** Goal **
Count how many lines of the material below have the word "pronostic" and give only the number.

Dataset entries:
========================================================================

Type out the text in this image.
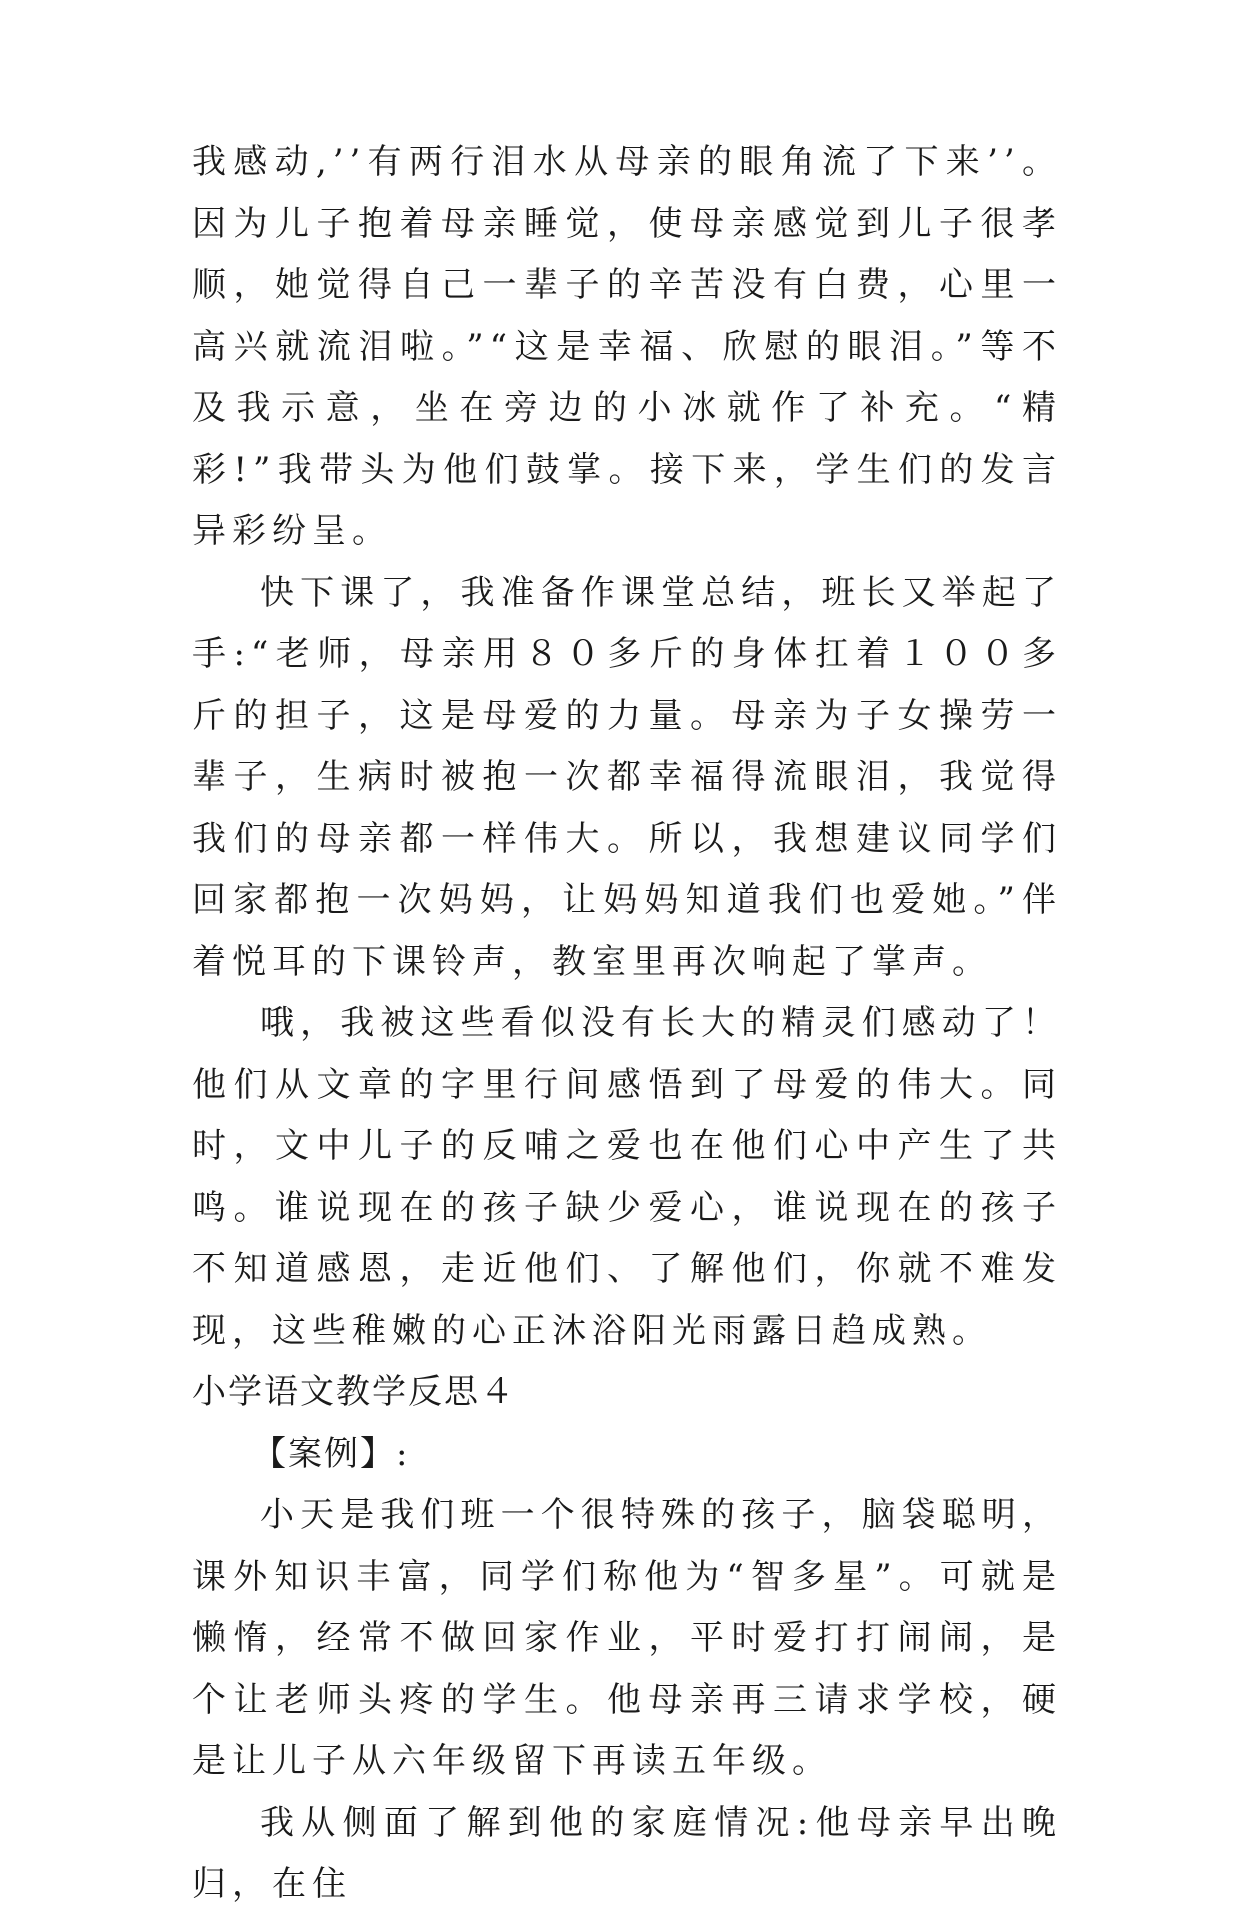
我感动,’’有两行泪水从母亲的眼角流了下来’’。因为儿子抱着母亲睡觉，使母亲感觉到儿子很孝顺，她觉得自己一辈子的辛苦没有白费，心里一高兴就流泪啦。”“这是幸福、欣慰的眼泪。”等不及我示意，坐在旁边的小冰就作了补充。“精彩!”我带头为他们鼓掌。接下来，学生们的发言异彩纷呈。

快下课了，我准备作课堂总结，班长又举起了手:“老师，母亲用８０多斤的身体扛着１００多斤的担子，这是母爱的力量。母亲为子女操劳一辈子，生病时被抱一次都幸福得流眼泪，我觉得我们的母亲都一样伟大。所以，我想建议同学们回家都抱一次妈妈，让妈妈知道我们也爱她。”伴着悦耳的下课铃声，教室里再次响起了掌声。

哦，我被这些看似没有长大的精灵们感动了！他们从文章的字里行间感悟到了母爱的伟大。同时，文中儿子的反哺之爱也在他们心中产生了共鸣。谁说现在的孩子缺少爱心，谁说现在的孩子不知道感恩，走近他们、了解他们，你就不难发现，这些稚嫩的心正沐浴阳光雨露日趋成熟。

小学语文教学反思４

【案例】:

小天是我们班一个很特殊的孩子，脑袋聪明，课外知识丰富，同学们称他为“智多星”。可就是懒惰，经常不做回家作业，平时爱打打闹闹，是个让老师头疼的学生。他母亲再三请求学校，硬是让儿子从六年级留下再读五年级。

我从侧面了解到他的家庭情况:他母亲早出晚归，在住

========================================================================

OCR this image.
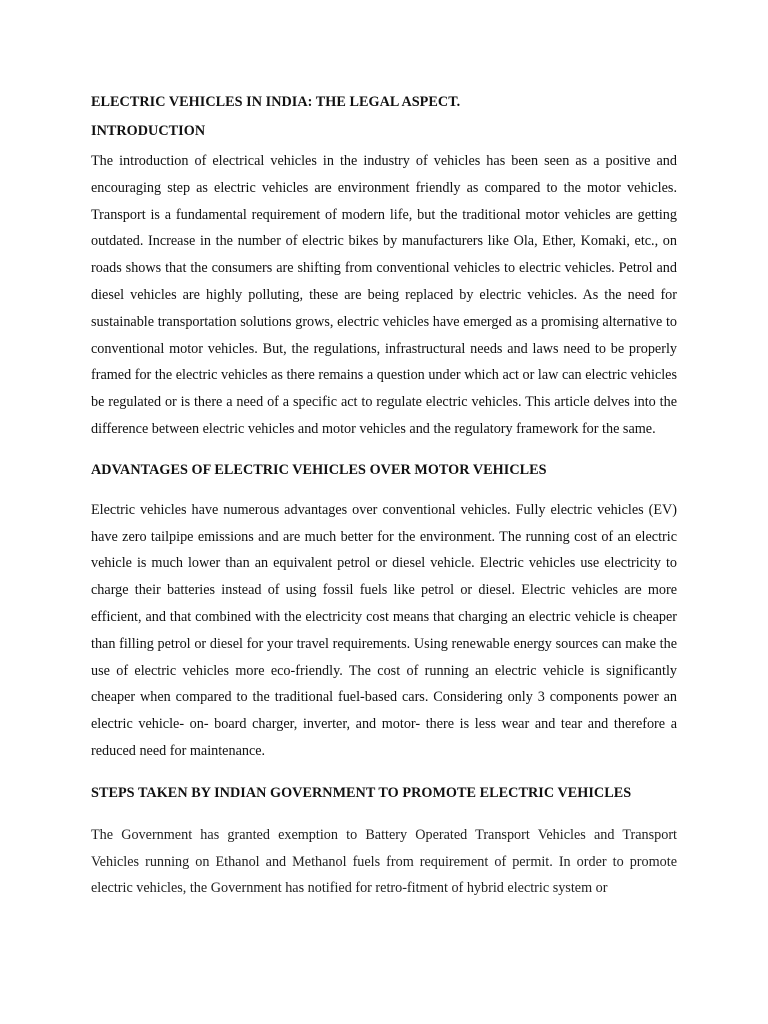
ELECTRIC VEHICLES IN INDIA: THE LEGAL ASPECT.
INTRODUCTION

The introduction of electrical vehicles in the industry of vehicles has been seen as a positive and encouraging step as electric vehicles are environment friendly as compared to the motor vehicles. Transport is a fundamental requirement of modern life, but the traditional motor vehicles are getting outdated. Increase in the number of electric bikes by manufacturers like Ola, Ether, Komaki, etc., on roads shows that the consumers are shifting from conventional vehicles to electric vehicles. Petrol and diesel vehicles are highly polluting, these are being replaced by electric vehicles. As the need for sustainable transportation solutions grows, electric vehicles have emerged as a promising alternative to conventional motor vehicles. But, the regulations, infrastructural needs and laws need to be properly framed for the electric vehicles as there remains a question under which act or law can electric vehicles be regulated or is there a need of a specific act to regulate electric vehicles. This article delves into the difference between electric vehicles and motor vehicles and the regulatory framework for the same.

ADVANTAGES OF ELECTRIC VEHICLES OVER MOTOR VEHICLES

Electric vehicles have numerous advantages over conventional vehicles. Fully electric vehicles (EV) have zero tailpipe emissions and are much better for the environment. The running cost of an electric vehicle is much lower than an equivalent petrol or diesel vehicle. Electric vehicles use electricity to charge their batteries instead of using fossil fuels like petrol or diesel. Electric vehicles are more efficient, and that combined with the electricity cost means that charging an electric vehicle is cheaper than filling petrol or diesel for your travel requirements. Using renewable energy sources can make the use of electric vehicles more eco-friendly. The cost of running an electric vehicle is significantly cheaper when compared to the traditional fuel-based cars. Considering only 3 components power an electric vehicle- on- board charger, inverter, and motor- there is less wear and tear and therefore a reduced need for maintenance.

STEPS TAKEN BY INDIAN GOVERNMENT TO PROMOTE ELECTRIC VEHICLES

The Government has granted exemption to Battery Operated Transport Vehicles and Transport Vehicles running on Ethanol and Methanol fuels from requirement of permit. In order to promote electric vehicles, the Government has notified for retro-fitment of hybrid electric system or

========================================================================

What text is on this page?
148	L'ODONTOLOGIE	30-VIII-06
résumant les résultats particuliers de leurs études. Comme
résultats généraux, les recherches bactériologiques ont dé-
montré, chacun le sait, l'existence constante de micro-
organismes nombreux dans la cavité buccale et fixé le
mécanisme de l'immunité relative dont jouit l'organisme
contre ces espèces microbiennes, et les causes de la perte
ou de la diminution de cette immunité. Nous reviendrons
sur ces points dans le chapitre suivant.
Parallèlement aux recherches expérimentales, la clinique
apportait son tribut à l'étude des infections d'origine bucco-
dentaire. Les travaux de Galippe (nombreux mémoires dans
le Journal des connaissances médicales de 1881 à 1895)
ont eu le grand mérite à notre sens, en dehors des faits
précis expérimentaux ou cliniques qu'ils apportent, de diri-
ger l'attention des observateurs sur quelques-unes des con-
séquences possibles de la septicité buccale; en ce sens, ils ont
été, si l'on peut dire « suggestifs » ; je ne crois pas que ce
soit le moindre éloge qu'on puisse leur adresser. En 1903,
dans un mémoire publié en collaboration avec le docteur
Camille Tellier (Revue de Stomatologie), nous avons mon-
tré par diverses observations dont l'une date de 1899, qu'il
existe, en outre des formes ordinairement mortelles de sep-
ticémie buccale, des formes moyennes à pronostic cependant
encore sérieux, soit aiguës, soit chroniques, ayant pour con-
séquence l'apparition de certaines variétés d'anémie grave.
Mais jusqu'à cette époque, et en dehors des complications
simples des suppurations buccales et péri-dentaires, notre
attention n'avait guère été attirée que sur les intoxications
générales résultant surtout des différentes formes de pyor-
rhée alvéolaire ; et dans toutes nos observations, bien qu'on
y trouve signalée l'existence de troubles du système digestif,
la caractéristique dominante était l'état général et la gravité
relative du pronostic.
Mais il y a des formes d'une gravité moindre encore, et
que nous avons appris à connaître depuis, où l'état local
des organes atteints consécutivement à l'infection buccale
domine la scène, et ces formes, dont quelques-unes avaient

========================================================================

** Result **
2